What the task asks: Your task is to retype each line of the data below exactly.

Data for the task:
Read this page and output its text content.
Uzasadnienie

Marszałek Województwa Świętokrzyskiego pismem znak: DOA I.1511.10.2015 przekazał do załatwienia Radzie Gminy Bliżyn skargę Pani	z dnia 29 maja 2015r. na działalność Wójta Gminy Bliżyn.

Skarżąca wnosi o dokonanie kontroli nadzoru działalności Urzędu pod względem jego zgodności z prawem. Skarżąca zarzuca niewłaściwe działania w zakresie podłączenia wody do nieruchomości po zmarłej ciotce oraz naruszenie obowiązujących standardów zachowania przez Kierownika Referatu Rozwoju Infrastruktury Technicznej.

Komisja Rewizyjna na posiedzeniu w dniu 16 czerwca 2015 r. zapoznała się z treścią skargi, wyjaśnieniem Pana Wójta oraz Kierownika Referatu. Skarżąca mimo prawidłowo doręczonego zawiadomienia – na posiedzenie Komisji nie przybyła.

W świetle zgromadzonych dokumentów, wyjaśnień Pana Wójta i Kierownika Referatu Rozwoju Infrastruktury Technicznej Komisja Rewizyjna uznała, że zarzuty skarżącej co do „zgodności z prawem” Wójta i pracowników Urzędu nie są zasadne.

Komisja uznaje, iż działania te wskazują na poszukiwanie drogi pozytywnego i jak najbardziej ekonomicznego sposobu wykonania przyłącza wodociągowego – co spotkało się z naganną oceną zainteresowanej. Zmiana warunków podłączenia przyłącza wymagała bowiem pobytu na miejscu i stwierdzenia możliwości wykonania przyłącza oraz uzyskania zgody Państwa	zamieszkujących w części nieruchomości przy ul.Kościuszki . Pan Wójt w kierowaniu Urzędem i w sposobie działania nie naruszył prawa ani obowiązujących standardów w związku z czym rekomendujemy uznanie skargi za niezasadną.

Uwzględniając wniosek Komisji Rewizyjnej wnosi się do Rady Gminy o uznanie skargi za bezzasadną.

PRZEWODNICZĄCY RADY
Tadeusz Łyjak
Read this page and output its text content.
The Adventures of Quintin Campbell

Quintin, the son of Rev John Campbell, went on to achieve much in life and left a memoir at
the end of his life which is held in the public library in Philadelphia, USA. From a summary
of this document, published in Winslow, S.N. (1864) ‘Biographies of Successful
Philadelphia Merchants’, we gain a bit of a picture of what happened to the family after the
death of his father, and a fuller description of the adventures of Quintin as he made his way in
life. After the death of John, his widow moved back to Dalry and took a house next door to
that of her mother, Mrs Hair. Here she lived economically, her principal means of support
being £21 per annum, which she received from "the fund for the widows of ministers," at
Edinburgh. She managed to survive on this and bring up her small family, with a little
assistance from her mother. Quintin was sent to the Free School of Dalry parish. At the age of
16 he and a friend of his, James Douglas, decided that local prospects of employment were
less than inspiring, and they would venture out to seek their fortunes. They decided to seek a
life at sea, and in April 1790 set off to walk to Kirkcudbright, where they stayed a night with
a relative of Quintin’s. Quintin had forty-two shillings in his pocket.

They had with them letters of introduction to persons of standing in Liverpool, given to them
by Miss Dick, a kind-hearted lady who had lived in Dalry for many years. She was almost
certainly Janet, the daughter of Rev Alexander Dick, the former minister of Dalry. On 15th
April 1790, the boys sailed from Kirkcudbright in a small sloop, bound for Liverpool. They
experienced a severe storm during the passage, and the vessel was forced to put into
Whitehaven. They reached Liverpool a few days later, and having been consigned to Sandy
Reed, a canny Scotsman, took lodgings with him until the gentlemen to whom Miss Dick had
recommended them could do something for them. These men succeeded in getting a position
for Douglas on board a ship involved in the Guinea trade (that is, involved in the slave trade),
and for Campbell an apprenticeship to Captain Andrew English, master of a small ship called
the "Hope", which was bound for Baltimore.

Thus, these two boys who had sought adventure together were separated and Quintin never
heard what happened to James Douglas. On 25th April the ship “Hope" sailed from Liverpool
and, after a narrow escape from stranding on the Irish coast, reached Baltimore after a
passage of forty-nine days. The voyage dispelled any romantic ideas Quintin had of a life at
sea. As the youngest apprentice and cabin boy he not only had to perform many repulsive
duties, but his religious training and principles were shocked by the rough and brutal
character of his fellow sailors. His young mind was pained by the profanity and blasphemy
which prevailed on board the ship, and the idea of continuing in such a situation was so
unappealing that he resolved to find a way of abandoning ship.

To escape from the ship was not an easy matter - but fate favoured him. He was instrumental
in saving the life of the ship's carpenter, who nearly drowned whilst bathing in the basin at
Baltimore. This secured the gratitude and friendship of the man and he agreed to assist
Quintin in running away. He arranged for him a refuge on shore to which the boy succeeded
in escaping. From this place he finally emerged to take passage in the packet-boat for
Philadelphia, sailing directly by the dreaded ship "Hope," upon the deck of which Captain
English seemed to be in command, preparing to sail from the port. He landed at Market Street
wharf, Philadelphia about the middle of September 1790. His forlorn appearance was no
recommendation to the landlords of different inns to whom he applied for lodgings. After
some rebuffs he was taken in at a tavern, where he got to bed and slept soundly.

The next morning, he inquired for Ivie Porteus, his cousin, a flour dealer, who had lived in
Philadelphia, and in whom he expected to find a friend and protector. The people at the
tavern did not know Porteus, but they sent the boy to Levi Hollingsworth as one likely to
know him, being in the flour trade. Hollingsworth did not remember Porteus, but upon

Response to the exercise:
Read this page and output its text content.
Uzasadnienie

Marszałek Województwa Świętokrzyskiego pismem znak: DOA I.1511.10.2015 przekazał do załatwienia Radzie Gminy Bliżyn skargę Pani	z dnia 29 maja 2015r. na działalność Wójta Gminy Bliżyn.

Skarżąca wnosi o dokonanie kontroli nadzoru działalności Urzędu pod względem jego zgodności z prawem. Skarżąca zarzuca niewłaściwe działania w zakresie podłączenia wody do nieruchomości po zmarłej ciotce oraz naruszenie obowiązujących standardów zachowania przez Kierownika Referatu Rozwoju Infrastruktury Technicznej.

Komisja Rewizyjna na posiedzeniu w dniu 16 czerwca 2015 r. zapoznała się z treścią skargi, wyjaśnieniem Pana Wójta oraz Kierownika Referatu. Skarżąca mimo prawidłowo doręczonego zawiadomienia – na posiedzenie Komisji nie przybyła.

W świetle zgromadzonych dokumentów, wyjaśnień Pana Wójta i Kierownika Referatu Rozwoju Infrastruktury Technicznej Komisja Rewizyjna uznała, że zarzuty skarżącej co do „zgodności z prawem” Wójta i pracowników Urzędu nie są zasadne.

Komisja uznaje, iż działania te wskazują na poszukiwanie drogi pozytywnego i jak najbardziej ekonomicznego sposobu wykonania przyłącza wodociągowego – co spotkało się z naganną oceną zainteresowanej. Zmiana warunków podłączenia przyłącza wymagała bowiem pobytu na miejscu i stwierdzenia możliwości wykonania przyłącza oraz uzyskania zgody Państwa	zamieszkujących w części nieruchomości przy ul.Kościuszki . Pan Wójt w kierowaniu Urzędem i w sposobie działania nie naruszył prawa ani obowiązujących standardów w związku z czym rekomendujemy uznanie skargi za niezasadną.

Uwzględniając wniosek Komisji Rewizyjnej wnosi się do Rady Gminy o uznanie skargi za bezzasadną.

PRZEWODNICZĄCY RADY
Tadeusz Łyjak
Read this page and output its text content.
The Adventures of Quintin Campbell

Quintin, the son of Rev John Campbell, went on to achieve much in life and left a memoir at
the end of his life which is held in the public library in Philadelphia, USA. From a summary
of this document, published in Winslow, S.N. (1864) ‘Biographies of Successful
Philadelphia Merchants’, we gain a bit of a picture of what happened to the family after the
death of his father, and a fuller description of the adventures of Quintin as he made his way in
life. After the death of John, his widow moved back to Dalry and took a house next door to
that of her mother, Mrs Hair. Here she lived economically, her principal means of support
being £21 per annum, which she received from "the fund for the widows of ministers," at
Edinburgh. She managed to survive on this and bring up her small family, with a little
assistance from her mother. Quintin was sent to the Free School of Dalry parish. At the age of
16 he and a friend of his, James Douglas, decided that local prospects of employment were
less than inspiring, and they would venture out to seek their fortunes. They decided to seek a
life at sea, and in April 1790 set off to walk to Kirkcudbright, where they stayed a night with
a relative of Quintin’s. Quintin had forty-two shillings in his pocket.

They had with them letters of introduction to persons of standing in Liverpool, given to them
by Miss Dick, a kind-hearted lady who had lived in Dalry for many years. She was almost
certainly Janet, the daughter of Rev Alexander Dick, the former minister of Dalry. On 15th
April 1790, the boys sailed from Kirkcudbright in a small sloop, bound for Liverpool. They
experienced a severe storm during the passage, and the vessel was forced to put into
Whitehaven. They reached Liverpool a few days later, and having been consigned to Sandy
Reed, a canny Scotsman, took lodgings with him until the gentlemen to whom Miss Dick had
recommended them could do something for them. These men succeeded in getting a position
for Douglas on board a ship involved in the Guinea trade (that is, involved in the slave trade),
and for Campbell an apprenticeship to Captain Andrew English, master of a small ship called
the "Hope", which was bound for Baltimore.

Thus, these two boys who had sought adventure together were separated and Quintin never
heard what happened to James Douglas. On 25th April the ship “Hope" sailed from Liverpool
and, after a narrow escape from stranding on the Irish coast, reached Baltimore after a
passage of forty-nine days. The voyage dispelled any romantic ideas Quintin had of a life at
sea. As the youngest apprentice and cabin boy he not only had to perform many repulsive
duties, but his religious training and principles were shocked by the rough and brutal
character of his fellow sailors. His young mind was pained by the profanity and blasphemy
which prevailed on board the ship, and the idea of continuing in such a situation was so
unappealing that he resolved to find a way of abandoning ship.

To escape from the ship was not an easy matter - but fate favoured him. He was instrumental
in saving the life of the ship's carpenter, who nearly drowned whilst bathing in the basin at
Baltimore. This secured the gratitude and friendship of the man and he agreed to assist
Quintin in running away. He arranged for him a refuge on shore to which the boy succeeded
in escaping. From this place he finally emerged to take passage in the packet-boat for
Philadelphia, sailing directly by the dreaded ship "Hope," upon the deck of which Captain
English seemed to be in command, preparing to sail from the port. He landed at Market Street
wharf, Philadelphia about the middle of September 1790. His forlorn appearance was no
recommendation to the landlords of different inns to whom he applied for lodgings. After
some rebuffs he was taken in at a tavern, where he got to bed and slept soundly.

The next morning, he inquired for Ivie Porteus, his cousin, a flour dealer, who had lived in
Philadelphia, and in whom he expected to find a friend and protector. The people at the
tavern did not know Porteus, but they sent the boy to Levi Hollingsworth as one likely to
know him, being in the flour trade. Hollingsworth did not remember Porteus, but upon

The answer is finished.